> **Stored data**
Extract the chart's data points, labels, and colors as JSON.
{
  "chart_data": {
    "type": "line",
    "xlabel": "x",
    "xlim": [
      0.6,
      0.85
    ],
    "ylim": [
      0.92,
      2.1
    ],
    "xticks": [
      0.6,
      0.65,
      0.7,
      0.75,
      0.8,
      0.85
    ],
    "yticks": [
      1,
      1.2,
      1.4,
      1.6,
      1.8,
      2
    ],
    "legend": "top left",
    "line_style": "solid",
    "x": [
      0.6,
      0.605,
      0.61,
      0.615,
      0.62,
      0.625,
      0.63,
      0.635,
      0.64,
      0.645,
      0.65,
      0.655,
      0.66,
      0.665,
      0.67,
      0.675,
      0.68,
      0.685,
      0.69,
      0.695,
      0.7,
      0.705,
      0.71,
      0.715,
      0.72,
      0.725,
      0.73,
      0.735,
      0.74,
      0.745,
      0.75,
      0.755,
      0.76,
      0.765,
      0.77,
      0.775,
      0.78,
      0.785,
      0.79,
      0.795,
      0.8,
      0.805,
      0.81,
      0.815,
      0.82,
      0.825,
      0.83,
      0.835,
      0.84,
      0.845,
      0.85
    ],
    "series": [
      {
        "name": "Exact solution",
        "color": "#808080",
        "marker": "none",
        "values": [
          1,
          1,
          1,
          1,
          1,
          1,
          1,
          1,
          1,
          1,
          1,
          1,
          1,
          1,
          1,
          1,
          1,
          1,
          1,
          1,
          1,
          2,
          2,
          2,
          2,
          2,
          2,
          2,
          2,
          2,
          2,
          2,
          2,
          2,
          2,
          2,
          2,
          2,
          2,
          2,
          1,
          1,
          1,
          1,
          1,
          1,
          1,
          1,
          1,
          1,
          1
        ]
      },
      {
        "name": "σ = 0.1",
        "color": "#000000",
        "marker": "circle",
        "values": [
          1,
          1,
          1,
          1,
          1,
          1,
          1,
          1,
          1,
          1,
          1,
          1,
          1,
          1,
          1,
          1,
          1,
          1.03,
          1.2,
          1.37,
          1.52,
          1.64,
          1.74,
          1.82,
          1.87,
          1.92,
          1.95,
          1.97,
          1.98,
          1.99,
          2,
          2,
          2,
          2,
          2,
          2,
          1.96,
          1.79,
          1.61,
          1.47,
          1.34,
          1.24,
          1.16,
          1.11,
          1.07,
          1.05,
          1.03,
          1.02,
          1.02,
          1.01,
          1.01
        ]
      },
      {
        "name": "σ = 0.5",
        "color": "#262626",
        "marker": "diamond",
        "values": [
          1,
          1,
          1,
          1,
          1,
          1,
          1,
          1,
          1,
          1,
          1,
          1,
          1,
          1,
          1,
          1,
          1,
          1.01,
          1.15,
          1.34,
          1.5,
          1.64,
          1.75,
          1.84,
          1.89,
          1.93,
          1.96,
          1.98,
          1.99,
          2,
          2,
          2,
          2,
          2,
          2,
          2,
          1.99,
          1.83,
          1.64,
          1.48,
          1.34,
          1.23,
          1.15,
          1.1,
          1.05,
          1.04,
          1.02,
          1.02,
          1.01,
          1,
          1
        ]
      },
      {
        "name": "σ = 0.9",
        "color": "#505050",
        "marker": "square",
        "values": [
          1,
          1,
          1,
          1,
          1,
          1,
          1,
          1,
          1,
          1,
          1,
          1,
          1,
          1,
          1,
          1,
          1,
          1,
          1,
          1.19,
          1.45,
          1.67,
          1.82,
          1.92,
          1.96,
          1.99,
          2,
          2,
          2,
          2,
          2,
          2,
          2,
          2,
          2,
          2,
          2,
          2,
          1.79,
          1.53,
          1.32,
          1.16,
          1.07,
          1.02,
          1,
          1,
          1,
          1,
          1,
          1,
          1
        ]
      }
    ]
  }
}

> **Brief**
Every record above must be duplicated exactly.

> **Answer to this task**
Extract the chart's data points, labels, and colors as JSON.
{
  "chart_data": {
    "type": "line",
    "xlabel": "x",
    "xlim": [
      0.6,
      0.85
    ],
    "ylim": [
      0.92,
      2.1
    ],
    "xticks": [
      0.6,
      0.65,
      0.7,
      0.75,
      0.8,
      0.85
    ],
    "yticks": [
      1,
      1.2,
      1.4,
      1.6,
      1.8,
      2
    ],
    "legend": "top left",
    "line_style": "solid",
    "x": [
      0.6,
      0.605,
      0.61,
      0.615,
      0.62,
      0.625,
      0.63,
      0.635,
      0.64,
      0.645,
      0.65,
      0.655,
      0.66,
      0.665,
      0.67,
      0.675,
      0.68,
      0.685,
      0.69,
      0.695,
      0.7,
      0.705,
      0.71,
      0.715,
      0.72,
      0.725,
      0.73,
      0.735,
      0.74,
      0.745,
      0.75,
      0.755,
      0.76,
      0.765,
      0.77,
      0.775,
      0.78,
      0.785,
      0.79,
      0.795,
      0.8,
      0.805,
      0.81,
      0.815,
      0.82,
      0.825,
      0.83,
      0.835,
      0.84,
      0.845,
      0.85
    ],
    "series": [
      {
        "name": "Exact solution",
        "color": "#808080",
        "marker": "none",
        "values": [
          1,
          1,
          1,
          1,
          1,
          1,
          1,
          1,
          1,
          1,
          1,
          1,
          1,
          1,
          1,
          1,
          1,
          1,
          1,
          1,
          1,
          2,
          2,
          2,
          2,
          2,
          2,
          2,
          2,
          2,
          2,
          2,
          2,
          2,
          2,
          2,
          2,
          2,
          2,
          2,
          1,
          1,
          1,
          1,
          1,
          1,
          1,
          1,
          1,
          1,
          1
        ]
      },
      {
        "name": "σ = 0.1",
        "color": "#000000",
        "marker": "circle",
        "values": [
          1,
          1,
          1,
          1,
          1,
          1,
          1,
          1,
          1,
          1,
          1,
          1,
          1,
          1,
          1,
          1,
          1,
          1.03,
          1.2,
          1.37,
          1.52,
          1.64,
          1.74,
          1.82,
          1.87,
          1.92,
          1.95,
          1.97,
          1.98,
          1.99,
          2,
          2,
          2,
          2,
          2,
          2,
          1.96,
          1.79,
          1.61,
          1.47,
          1.34,
          1.24,
          1.16,
          1.11,
          1.07,
          1.05,
          1.03,
          1.02,
          1.02,
          1.01,
          1.01
        ]
      },
      {
        "name": "σ = 0.5",
        "color": "#262626",
        "marker": "diamond",
        "values": [
          1,
          1,
          1,
          1,
          1,
          1,
          1,
          1,
          1,
          1,
          1,
          1,
          1,
          1,
          1,
          1,
          1,
          1.01,
          1.15,
          1.34,
          1.5,
          1.64,
          1.75,
          1.84,
          1.89,
          1.93,
          1.96,
          1.98,
          1.99,
          2,
          2,
          2,
          2,
          2,
          2,
          2,
          1.99,
          1.83,
          1.64,
          1.48,
          1.34,
          1.23,
          1.15,
          1.1,
          1.05,
          1.04,
          1.02,
          1.02,
          1.01,
          1,
          1
        ]
      },
      {
        "name": "σ = 0.9",
        "color": "#505050",
        "marker": "square",
        "values": [
          1,
          1,
          1,
          1,
          1,
          1,
          1,
          1,
          1,
          1,
          1,
          1,
          1,
          1,
          1,
          1,
          1,
          1,
          1,
          1.19,
          1.45,
          1.67,
          1.82,
          1.92,
          1.96,
          1.99,
          2,
          2,
          2,
          2,
          2,
          2,
          2,
          2,
          2,
          2,
          2,
          2,
          1.79,
          1.53,
          1.32,
          1.16,
          1.07,
          1.02,
          1,
          1,
          1,
          1,
          1,
          1,
          1
        ]
      }
    ]
  }
}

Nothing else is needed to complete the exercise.